Collection entries

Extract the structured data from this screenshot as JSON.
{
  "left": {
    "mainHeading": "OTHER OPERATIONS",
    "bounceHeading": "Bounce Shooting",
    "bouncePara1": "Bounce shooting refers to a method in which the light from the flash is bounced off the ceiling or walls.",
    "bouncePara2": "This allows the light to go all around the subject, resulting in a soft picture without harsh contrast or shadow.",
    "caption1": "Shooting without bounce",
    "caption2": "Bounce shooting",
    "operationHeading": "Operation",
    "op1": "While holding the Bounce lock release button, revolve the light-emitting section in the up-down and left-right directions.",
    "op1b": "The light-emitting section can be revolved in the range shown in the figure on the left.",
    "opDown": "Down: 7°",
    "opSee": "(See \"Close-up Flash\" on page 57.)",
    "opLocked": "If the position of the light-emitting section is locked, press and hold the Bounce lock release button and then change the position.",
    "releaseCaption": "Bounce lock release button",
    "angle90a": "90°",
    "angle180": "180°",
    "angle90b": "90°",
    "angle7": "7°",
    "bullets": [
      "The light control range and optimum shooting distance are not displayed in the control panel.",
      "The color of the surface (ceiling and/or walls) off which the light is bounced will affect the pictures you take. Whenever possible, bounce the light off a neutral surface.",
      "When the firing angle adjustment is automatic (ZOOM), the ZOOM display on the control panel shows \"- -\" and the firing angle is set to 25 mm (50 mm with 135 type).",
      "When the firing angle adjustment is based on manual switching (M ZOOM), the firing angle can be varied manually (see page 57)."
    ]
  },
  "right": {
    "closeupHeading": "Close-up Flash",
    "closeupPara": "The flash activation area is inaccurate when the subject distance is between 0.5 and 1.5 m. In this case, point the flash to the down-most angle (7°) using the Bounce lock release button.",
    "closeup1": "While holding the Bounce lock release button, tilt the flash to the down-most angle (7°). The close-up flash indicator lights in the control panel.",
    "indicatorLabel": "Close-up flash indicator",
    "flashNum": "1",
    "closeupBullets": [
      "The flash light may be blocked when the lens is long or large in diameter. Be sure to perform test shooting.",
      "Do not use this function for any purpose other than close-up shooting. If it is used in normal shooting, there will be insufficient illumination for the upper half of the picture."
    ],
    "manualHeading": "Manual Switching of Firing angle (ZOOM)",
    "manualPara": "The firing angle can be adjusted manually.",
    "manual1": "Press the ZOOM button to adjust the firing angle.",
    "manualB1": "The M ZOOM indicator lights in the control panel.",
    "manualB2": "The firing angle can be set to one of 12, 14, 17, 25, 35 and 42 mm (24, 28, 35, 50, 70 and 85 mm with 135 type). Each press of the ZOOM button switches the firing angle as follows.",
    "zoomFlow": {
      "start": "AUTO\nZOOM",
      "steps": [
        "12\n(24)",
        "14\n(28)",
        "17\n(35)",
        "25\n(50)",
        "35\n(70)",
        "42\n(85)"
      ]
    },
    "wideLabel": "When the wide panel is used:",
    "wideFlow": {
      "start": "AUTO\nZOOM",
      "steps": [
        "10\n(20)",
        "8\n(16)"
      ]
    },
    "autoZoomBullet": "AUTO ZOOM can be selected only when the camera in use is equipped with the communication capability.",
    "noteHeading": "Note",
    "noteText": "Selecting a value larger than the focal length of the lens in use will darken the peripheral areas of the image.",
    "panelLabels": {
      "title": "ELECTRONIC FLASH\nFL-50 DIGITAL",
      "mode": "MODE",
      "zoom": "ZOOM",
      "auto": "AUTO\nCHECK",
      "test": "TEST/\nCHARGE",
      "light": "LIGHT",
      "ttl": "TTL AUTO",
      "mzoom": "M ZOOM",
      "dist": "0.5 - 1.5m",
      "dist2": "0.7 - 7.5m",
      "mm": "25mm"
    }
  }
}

> _Task requirements_
Copy out every line in the entries above that holds "control".

> _Solution to this exercise_
      "The light control range and optimum shooting distance are not displayed in the control panel.",
      "When the firing angle adjustment is automatic (ZOOM), the ZOOM display on the control panel shows \"- -\" and the firing angle is set to 25 mm (50 mm with 135 type).",
    "closeup1": "While holding the Bounce lock release button, tilt the flash to the down-most angle (7°). The close-up flash indicator lights in the control panel.",
    "manualB1": "The M ZOOM indicator lights in the control panel.",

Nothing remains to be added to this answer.